◆ **Problem statement**:
Extract all of the data and reproduce it precisely.

◆ **Provided material**:
— begin —

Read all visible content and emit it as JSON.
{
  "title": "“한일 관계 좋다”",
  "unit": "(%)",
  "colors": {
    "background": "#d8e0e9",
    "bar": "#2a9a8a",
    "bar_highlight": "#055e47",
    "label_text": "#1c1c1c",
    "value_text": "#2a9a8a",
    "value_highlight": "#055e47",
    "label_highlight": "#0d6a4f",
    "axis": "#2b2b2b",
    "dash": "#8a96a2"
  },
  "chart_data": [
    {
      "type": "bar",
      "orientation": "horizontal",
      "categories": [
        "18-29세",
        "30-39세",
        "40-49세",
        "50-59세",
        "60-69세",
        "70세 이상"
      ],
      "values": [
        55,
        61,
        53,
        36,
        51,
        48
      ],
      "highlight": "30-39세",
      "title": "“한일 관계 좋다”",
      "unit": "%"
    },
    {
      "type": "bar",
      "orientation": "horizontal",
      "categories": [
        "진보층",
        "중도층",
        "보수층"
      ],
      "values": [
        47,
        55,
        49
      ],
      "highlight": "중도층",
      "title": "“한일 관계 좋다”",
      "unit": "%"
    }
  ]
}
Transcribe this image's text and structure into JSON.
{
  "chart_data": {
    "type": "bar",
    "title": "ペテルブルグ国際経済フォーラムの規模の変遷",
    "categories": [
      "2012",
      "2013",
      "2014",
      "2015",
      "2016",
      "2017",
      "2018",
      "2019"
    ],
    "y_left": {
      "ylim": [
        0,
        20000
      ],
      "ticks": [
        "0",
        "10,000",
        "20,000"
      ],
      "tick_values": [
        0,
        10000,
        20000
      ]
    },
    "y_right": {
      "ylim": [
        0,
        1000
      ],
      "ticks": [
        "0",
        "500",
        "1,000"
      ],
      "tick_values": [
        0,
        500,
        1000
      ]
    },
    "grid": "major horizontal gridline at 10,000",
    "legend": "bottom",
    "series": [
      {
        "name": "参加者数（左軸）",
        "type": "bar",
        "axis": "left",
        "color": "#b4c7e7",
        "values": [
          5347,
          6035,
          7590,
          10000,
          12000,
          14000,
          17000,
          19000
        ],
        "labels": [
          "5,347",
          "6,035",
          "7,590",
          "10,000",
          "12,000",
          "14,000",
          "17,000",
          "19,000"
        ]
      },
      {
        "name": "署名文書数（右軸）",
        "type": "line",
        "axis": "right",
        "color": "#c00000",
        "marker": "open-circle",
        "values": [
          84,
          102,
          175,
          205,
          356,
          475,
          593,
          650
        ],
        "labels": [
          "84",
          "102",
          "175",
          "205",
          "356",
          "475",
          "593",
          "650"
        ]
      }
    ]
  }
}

— end —

◆ **Task solution**:
Read all visible content and emit it as JSON.
{
  "title": "“한일 관계 좋다”",
  "unit": "(%)",
  "colors": {
    "background": "#d8e0e9",
    "bar": "#2a9a8a",
    "bar_highlight": "#055e47",
    "label_text": "#1c1c1c",
    "value_text": "#2a9a8a",
    "value_highlight": "#055e47",
    "label_highlight": "#0d6a4f",
    "axis": "#2b2b2b",
    "dash": "#8a96a2"
  },
  "chart_data": [
    {
      "type": "bar",
      "orientation": "horizontal",
      "categories": [
        "18-29세",
        "30-39세",
        "40-49세",
        "50-59세",
        "60-69세",
        "70세 이상"
      ],
      "values": [
        55,
        61,
        53,
        36,
        51,
        48
      ],
      "highlight": "30-39세",
      "title": "“한일 관계 좋다”",
      "unit": "%"
    },
    {
      "type": "bar",
      "orientation": "horizontal",
      "categories": [
        "진보층",
        "중도층",
        "보수층"
      ],
      "values": [
        47,
        55,
        49
      ],
      "highlight": "중도층",
      "title": "“한일 관계 좋다”",
      "unit": "%"
    }
  ]
}
Transcribe this image's text and structure into JSON.
{
  "chart_data": {
    "type": "bar",
    "title": "ペテルブルグ国際経済フォーラムの規模の変遷",
    "categories": [
      "2012",
      "2013",
      "2014",
      "2015",
      "2016",
      "2017",
      "2018",
      "2019"
    ],
    "y_left": {
      "ylim": [
        0,
        20000
      ],
      "ticks": [
        "0",
        "10,000",
        "20,000"
      ],
      "tick_values": [
        0,
        10000,
        20000
      ]
    },
    "y_right": {
      "ylim": [
        0,
        1000
      ],
      "ticks": [
        "0",
        "500",
        "1,000"
      ],
      "tick_values": [
        0,
        500,
        1000
      ]
    },
    "grid": "major horizontal gridline at 10,000",
    "legend": "bottom",
    "series": [
      {
        "name": "参加者数（左軸）",
        "type": "bar",
        "axis": "left",
        "color": "#b4c7e7",
        "values": [
          5347,
          6035,
          7590,
          10000,
          12000,
          14000,
          17000,
          19000
        ],
        "labels": [
          "5,347",
          "6,035",
          "7,590",
          "10,000",
          "12,000",
          "14,000",
          "17,000",
          "19,000"
        ]
      },
      {
        "name": "署名文書数（右軸）",
        "type": "line",
        "axis": "right",
        "color": "#c00000",
        "marker": "open-circle",
        "values": [
          84,
          102,
          175,
          205,
          356,
          475,
          593,
          650
        ],
        "labels": [
          "84",
          "102",
          "175",
          "205",
          "356",
          "475",
          "593",
          "650"
        ]
      }
    ]
  }
}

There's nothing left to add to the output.